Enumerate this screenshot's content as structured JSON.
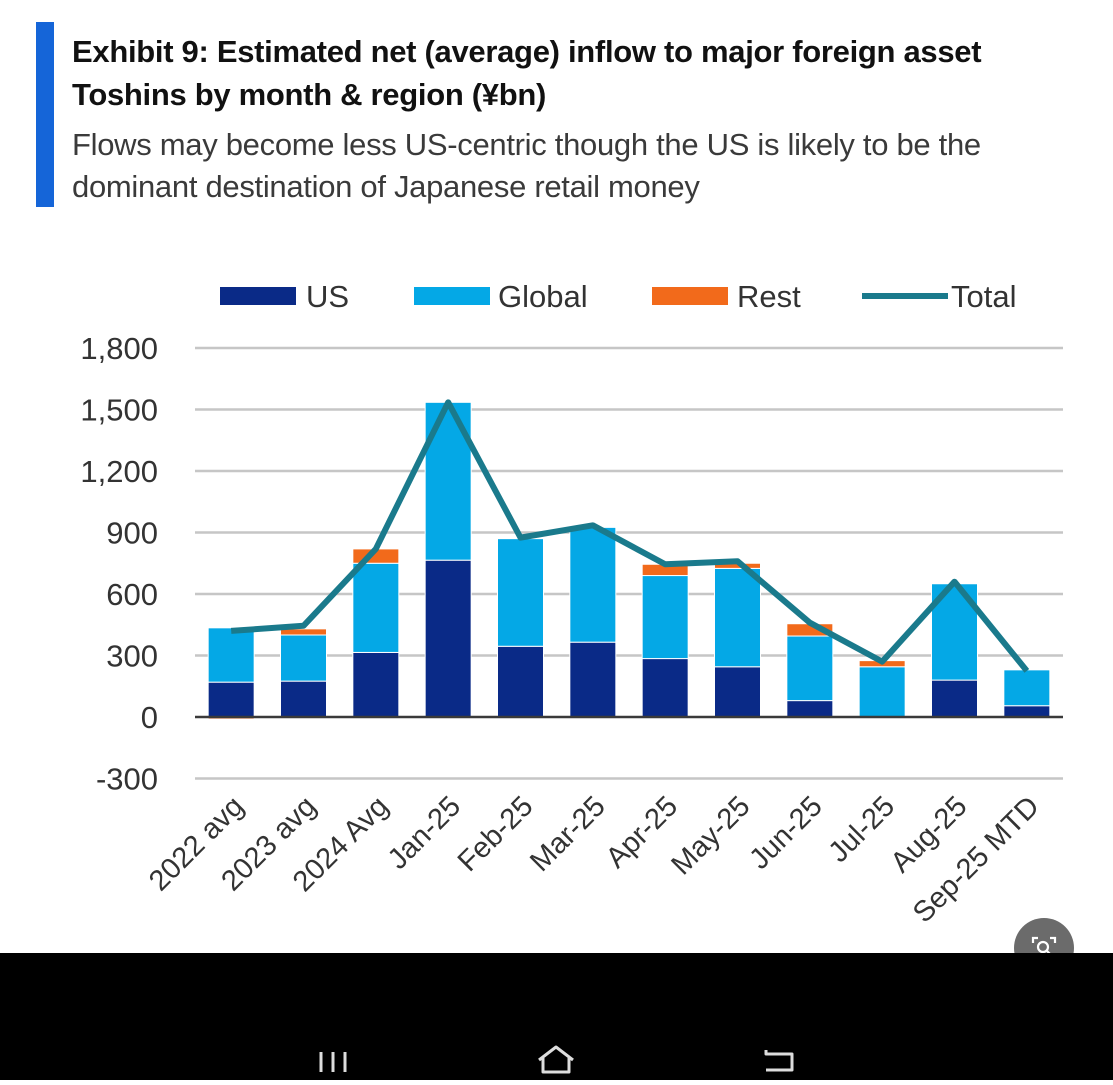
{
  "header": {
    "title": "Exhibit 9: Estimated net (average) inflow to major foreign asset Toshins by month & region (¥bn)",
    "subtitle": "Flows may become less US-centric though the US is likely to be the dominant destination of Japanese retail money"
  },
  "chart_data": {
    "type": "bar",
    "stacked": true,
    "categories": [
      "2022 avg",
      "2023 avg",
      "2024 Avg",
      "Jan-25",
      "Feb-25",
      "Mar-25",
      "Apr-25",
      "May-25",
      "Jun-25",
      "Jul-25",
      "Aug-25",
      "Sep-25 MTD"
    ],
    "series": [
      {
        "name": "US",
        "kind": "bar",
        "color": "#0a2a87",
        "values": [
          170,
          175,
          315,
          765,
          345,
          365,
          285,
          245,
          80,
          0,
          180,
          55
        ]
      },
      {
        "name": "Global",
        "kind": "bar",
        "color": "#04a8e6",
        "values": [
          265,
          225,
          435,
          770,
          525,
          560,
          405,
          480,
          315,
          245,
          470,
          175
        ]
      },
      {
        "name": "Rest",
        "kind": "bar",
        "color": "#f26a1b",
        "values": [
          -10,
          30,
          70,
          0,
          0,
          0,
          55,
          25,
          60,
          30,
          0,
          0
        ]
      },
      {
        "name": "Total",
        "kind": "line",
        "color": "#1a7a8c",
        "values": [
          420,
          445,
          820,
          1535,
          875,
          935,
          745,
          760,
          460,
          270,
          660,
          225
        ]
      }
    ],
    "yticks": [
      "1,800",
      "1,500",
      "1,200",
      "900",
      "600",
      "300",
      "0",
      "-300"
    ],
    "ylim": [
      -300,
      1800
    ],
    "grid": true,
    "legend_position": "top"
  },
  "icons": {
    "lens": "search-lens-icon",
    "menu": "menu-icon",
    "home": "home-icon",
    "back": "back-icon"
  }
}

**PROMPT**
Can you repeat every record above exactly, apart from the pictures?

**TASK ANSWER**
Enumerate this screenshot's content as structured JSON.
{
  "header": {
    "title": "Exhibit 9: Estimated net (average) inflow to major foreign asset Toshins by month & region (¥bn)",
    "subtitle": "Flows may become less US-centric though the US is likely to be the dominant destination of Japanese retail money"
  },
  "chart_data": {
    "type": "bar",
    "stacked": true,
    "categories": [
      "2022 avg",
      "2023 avg",
      "2024 Avg",
      "Jan-25",
      "Feb-25",
      "Mar-25",
      "Apr-25",
      "May-25",
      "Jun-25",
      "Jul-25",
      "Aug-25",
      "Sep-25 MTD"
    ],
    "series": [
      {
        "name": "US",
        "kind": "bar",
        "color": "#0a2a87",
        "values": [
          170,
          175,
          315,
          765,
          345,
          365,
          285,
          245,
          80,
          0,
          180,
          55
        ]
      },
      {
        "name": "Global",
        "kind": "bar",
        "color": "#04a8e6",
        "values": [
          265,
          225,
          435,
          770,
          525,
          560,
          405,
          480,
          315,
          245,
          470,
          175
        ]
      },
      {
        "name": "Rest",
        "kind": "bar",
        "color": "#f26a1b",
        "values": [
          -10,
          30,
          70,
          0,
          0,
          0,
          55,
          25,
          60,
          30,
          0,
          0
        ]
      },
      {
        "name": "Total",
        "kind": "line",
        "color": "#1a7a8c",
        "values": [
          420,
          445,
          820,
          1535,
          875,
          935,
          745,
          760,
          460,
          270,
          660,
          225
        ]
      }
    ],
    "yticks": [
      "1,800",
      "1,500",
      "1,200",
      "900",
      "600",
      "300",
      "0",
      "-300"
    ],
    "ylim": [
      -300,
      1800
    ],
    "grid": true,
    "legend_position": "top"
  },
  "icons": {
    "lens": "search-lens-icon",
    "menu": "menu-icon",
    "home": "home-icon",
    "back": "back-icon"
  }
}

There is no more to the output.